## THE EXERCISE
Return only the number of lines that hold "NAMA".

## Collection entries
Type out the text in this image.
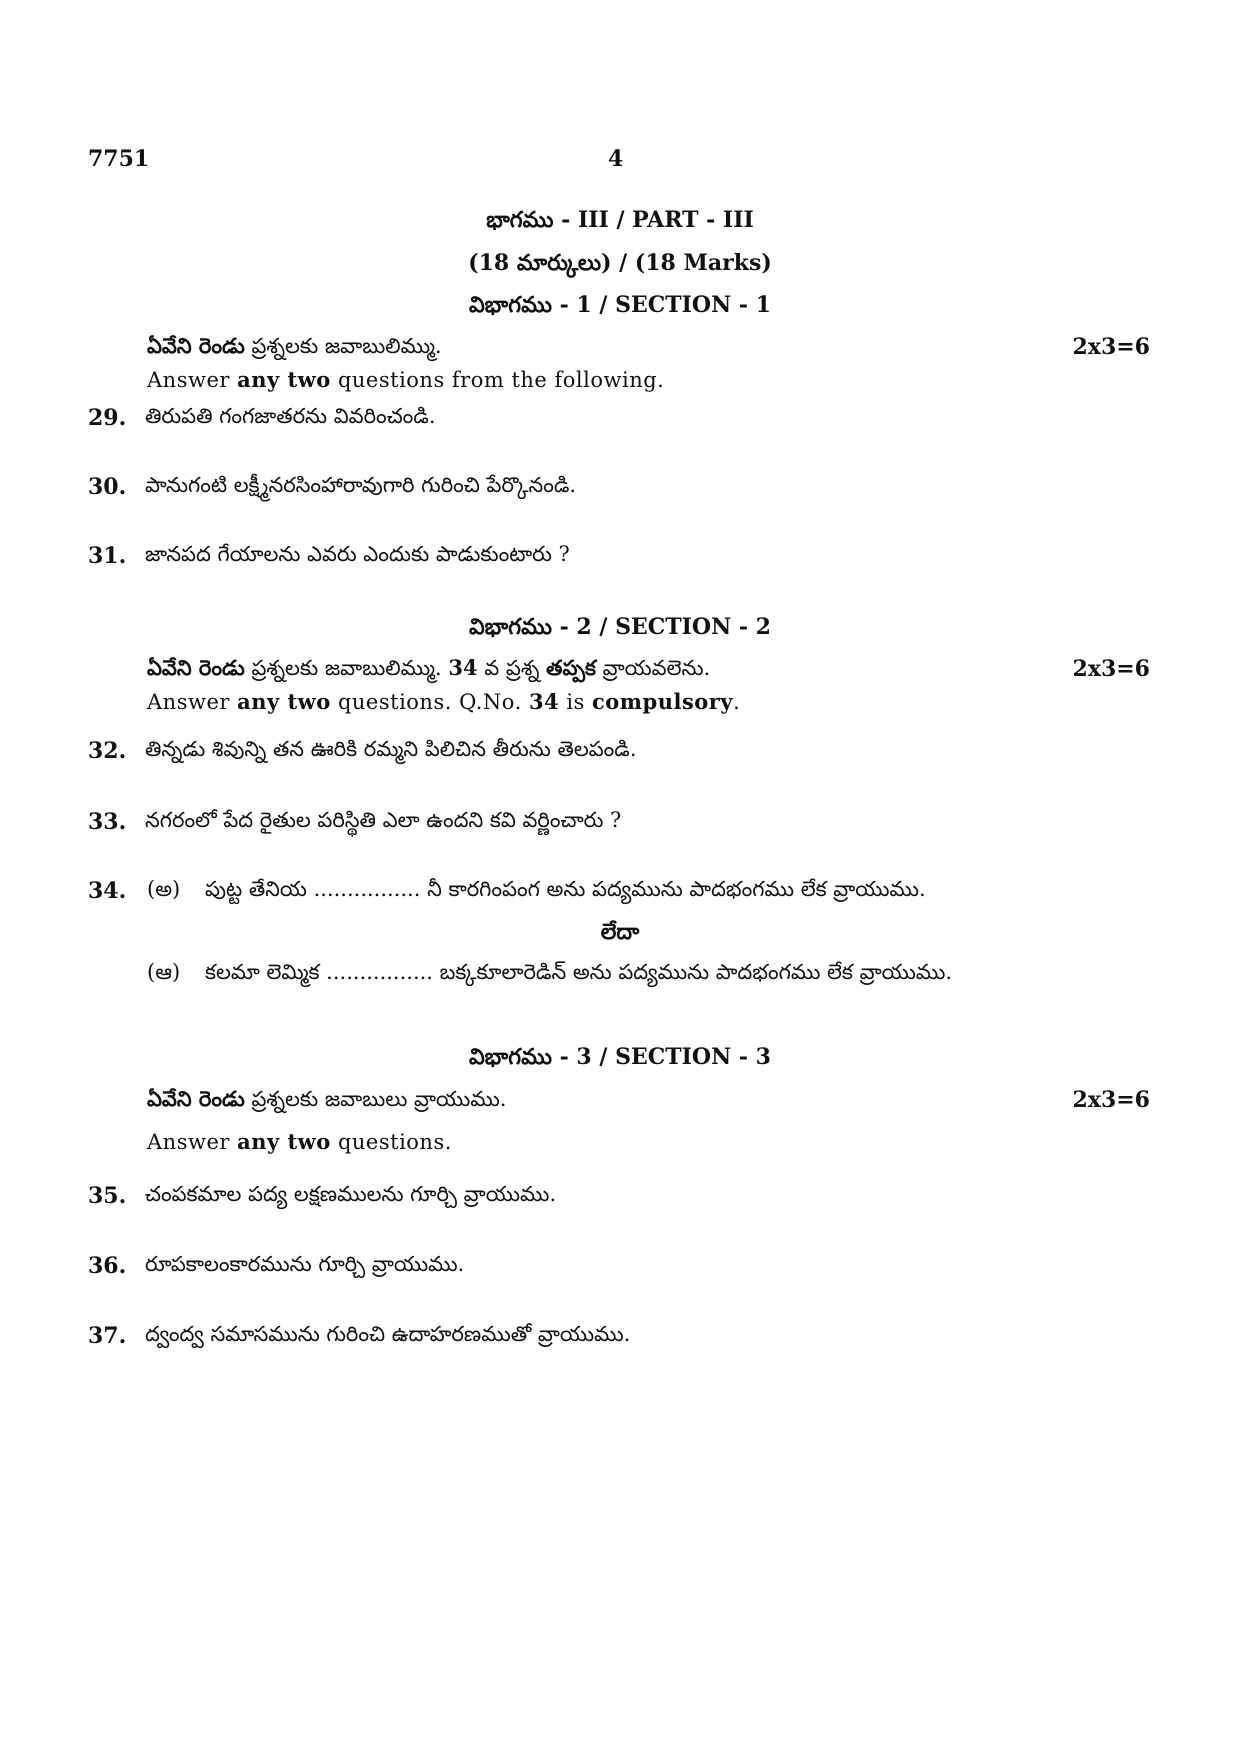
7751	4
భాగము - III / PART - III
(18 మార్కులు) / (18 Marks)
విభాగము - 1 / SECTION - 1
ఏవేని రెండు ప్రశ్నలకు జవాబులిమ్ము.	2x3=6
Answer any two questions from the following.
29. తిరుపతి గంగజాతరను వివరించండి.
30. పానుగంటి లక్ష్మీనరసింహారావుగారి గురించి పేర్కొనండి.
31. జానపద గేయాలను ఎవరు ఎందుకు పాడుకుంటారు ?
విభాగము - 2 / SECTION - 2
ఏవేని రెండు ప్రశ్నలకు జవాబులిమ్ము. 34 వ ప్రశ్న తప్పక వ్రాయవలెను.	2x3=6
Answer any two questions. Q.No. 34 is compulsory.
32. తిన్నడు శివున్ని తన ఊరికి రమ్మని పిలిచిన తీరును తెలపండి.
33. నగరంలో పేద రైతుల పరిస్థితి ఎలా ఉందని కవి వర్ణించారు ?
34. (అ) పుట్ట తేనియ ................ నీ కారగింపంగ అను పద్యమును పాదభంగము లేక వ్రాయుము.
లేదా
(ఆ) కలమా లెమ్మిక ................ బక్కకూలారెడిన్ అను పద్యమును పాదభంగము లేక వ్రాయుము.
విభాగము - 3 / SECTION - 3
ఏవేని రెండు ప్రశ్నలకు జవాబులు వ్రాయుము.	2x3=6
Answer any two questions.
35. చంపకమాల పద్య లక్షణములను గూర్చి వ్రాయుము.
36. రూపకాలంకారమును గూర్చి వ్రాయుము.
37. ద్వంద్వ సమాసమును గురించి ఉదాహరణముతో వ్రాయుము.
---
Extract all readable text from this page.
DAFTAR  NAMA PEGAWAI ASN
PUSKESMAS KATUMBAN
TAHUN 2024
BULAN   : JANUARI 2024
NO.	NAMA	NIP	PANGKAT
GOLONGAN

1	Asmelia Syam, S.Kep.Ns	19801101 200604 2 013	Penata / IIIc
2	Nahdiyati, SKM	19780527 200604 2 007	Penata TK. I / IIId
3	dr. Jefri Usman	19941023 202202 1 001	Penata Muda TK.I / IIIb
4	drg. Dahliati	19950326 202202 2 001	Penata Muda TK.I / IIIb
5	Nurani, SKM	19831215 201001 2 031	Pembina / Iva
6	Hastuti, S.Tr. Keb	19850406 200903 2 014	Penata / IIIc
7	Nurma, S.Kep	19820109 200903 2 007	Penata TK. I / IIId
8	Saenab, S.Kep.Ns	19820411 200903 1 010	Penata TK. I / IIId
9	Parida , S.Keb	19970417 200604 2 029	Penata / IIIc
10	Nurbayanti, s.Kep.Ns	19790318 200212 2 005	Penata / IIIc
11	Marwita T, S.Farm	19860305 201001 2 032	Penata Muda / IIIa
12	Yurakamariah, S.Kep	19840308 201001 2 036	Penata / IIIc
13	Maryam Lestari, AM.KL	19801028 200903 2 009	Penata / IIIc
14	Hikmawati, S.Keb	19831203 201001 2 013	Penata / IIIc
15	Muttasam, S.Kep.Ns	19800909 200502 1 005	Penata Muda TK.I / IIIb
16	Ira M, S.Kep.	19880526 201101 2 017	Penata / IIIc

## ANSWER BELOW
2